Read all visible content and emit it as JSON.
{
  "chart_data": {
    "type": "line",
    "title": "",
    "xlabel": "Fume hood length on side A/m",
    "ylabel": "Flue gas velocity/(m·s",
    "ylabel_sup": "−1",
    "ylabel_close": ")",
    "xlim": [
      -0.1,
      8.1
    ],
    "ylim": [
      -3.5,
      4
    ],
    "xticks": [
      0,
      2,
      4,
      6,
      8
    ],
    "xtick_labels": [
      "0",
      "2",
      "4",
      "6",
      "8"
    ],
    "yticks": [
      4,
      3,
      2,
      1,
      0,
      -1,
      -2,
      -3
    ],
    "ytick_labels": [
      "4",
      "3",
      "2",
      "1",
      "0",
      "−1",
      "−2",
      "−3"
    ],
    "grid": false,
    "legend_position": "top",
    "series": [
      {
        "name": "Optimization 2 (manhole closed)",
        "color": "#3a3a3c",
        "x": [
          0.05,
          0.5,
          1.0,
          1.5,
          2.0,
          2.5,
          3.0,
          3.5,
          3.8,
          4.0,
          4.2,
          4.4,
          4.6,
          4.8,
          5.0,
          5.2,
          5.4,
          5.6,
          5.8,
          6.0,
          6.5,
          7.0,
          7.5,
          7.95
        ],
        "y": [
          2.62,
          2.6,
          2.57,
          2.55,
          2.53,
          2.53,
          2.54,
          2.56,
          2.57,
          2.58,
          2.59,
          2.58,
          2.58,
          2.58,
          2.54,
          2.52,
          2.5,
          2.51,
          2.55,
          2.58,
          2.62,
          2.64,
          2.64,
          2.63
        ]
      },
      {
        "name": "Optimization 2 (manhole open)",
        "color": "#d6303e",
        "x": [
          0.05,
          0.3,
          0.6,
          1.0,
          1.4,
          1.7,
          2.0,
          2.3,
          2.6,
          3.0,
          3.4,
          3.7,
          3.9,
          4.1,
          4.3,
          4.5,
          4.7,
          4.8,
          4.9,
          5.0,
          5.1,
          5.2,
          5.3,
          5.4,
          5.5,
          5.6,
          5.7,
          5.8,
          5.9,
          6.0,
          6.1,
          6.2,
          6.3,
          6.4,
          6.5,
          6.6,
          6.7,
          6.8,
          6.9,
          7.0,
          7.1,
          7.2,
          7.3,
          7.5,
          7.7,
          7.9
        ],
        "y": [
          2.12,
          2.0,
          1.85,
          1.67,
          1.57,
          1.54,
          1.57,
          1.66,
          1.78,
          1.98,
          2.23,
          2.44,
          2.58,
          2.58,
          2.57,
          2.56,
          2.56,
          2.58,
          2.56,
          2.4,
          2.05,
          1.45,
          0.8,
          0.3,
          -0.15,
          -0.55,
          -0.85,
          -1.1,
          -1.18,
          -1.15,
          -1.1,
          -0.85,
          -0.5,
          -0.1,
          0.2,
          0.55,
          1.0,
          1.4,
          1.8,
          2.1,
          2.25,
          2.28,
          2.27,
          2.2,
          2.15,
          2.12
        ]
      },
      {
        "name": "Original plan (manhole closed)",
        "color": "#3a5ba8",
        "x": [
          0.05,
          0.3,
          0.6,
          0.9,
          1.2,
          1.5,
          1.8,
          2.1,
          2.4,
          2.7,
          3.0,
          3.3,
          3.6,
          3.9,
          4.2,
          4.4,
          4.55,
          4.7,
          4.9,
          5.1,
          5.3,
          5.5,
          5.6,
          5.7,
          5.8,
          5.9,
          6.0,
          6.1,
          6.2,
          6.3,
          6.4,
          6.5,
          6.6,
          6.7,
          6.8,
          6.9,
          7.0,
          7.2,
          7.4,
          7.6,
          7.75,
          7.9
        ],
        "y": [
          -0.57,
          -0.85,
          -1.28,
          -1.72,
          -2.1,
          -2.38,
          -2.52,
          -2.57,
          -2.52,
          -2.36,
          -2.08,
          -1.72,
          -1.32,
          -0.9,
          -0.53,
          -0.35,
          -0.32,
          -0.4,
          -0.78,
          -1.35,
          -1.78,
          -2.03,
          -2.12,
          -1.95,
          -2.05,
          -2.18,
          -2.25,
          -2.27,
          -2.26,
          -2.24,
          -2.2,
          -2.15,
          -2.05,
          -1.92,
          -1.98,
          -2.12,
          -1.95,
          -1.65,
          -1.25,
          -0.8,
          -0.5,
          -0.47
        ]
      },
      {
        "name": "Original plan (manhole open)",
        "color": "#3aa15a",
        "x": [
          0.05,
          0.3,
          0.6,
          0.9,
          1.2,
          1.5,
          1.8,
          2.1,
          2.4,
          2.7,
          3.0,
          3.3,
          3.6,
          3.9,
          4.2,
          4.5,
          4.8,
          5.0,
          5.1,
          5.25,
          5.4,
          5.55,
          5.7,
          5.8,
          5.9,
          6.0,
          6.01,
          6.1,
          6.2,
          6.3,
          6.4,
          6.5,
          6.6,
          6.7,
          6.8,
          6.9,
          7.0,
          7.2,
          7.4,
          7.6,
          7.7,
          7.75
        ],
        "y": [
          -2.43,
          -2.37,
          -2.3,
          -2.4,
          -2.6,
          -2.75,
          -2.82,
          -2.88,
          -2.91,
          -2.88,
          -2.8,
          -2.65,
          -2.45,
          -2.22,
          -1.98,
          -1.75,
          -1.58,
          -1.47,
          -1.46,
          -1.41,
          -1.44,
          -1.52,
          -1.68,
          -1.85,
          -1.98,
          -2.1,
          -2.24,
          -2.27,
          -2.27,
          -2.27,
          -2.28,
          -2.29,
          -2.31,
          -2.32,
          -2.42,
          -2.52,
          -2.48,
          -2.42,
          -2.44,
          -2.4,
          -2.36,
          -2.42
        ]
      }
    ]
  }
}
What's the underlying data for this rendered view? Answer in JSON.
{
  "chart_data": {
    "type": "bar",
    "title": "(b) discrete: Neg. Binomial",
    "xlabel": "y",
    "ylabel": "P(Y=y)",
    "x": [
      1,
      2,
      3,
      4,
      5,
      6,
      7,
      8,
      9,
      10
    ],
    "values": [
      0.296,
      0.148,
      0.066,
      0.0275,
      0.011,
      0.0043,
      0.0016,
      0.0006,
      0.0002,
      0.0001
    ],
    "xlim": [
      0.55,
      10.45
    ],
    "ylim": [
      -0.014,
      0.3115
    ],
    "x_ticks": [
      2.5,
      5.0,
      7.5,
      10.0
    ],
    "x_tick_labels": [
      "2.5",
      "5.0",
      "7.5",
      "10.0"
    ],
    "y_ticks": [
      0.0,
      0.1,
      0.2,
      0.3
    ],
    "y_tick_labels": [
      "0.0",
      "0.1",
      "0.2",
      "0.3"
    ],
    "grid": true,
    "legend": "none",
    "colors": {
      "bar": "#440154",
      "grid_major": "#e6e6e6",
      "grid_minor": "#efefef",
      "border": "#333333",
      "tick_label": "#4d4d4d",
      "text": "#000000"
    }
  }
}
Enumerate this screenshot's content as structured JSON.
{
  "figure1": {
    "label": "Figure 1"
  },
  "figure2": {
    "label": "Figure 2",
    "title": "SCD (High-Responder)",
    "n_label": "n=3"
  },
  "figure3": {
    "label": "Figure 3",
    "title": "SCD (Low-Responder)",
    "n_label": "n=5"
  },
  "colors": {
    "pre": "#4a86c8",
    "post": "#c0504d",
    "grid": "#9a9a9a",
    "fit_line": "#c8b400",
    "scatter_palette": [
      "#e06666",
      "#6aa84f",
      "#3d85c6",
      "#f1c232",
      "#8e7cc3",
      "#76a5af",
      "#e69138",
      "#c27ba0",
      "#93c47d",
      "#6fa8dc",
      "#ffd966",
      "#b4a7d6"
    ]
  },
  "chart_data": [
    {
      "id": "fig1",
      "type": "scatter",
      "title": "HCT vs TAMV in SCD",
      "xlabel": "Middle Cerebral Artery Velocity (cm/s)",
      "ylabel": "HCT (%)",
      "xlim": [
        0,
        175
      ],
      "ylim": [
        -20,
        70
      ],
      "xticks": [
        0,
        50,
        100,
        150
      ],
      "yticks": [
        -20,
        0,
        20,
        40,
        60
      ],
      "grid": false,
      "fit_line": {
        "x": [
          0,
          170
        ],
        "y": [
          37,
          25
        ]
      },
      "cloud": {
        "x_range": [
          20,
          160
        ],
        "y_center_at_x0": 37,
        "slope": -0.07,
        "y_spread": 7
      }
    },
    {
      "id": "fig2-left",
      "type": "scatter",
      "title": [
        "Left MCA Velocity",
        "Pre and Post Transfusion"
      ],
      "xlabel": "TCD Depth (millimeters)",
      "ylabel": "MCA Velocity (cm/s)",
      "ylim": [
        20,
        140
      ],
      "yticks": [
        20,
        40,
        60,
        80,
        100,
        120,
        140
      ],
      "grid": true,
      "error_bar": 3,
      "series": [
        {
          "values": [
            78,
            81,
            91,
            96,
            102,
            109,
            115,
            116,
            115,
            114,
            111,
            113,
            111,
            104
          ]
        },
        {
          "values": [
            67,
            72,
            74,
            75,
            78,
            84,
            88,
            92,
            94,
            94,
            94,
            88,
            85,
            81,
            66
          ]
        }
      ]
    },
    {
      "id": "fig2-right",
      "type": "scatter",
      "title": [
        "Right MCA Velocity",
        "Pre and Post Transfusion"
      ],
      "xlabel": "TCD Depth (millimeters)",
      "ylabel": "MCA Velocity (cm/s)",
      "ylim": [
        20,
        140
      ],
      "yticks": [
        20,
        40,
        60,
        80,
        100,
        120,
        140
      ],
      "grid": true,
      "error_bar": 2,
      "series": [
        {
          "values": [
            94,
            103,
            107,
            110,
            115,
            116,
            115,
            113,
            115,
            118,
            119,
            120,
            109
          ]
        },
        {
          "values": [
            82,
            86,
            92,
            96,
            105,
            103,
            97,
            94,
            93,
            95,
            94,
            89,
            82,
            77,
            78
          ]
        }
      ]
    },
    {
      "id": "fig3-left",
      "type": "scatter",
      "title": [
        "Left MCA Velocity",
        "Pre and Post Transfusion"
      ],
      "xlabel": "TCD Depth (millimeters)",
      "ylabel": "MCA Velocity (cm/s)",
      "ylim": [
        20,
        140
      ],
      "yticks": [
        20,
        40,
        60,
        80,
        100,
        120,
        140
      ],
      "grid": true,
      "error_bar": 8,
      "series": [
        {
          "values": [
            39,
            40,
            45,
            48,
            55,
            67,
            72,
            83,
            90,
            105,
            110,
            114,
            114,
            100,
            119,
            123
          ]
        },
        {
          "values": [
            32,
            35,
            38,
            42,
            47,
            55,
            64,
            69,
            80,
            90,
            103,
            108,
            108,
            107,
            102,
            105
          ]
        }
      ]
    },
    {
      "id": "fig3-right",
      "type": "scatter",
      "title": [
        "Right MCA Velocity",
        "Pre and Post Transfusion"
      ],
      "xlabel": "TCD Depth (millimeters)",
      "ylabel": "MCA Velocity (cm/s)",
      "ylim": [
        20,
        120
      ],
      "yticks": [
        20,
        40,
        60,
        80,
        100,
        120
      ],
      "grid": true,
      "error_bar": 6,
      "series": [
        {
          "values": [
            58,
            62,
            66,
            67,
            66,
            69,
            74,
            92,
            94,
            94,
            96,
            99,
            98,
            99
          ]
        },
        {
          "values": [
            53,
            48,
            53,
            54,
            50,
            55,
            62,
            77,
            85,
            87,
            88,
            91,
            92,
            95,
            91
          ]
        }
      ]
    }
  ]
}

## INSTRUCTIONS TO FOLLOW
Collect every line above that contains the word "manhole".

## EXERCISE RESPONSE
        "name": "Optimization 2 (manhole closed)",
        "name": "Optimization 2 (manhole open)",
        "name": "Original plan (manhole closed)",
        "name": "Original plan (manhole open)",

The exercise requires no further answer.